• REQUEST: Gather every line in the records below that contains the word "height".

• RECORDS SHOWN:
········
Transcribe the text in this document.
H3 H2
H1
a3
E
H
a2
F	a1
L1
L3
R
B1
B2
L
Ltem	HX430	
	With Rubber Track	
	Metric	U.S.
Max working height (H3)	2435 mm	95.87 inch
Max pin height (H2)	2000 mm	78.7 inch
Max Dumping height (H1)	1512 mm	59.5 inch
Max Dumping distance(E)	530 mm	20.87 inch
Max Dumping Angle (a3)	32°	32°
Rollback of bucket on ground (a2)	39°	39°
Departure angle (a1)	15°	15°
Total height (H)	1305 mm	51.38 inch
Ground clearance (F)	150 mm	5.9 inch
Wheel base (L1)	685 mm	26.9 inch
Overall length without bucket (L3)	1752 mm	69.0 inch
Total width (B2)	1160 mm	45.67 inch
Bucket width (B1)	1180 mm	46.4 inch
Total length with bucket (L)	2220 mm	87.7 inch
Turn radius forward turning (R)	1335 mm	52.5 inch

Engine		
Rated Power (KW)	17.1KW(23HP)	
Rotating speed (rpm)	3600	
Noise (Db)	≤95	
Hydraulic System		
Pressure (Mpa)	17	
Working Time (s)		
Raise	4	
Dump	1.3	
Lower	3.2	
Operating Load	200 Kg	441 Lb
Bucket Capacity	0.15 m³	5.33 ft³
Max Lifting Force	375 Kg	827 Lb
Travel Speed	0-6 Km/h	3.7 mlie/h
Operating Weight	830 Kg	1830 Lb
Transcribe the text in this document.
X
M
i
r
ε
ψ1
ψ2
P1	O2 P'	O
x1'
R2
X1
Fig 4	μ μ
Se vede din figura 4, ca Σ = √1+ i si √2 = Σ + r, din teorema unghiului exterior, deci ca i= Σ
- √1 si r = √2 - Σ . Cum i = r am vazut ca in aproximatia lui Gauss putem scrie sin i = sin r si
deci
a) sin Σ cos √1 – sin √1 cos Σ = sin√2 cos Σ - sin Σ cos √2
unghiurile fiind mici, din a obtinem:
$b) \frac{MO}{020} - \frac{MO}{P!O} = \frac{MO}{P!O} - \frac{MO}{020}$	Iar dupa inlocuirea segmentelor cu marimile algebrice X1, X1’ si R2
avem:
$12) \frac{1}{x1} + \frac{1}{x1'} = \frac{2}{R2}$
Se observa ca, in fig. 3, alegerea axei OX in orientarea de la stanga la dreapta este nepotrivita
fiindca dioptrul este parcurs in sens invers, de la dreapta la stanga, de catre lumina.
········
• IN RESPONSE:
Max working height (H3)	2435 mm	95.87 inch
Max pin height (H2)	2000 mm	78.7 inch
Max Dumping height (H1)	1512 mm	59.5 inch
Total height (H)	1305 mm	51.38 inch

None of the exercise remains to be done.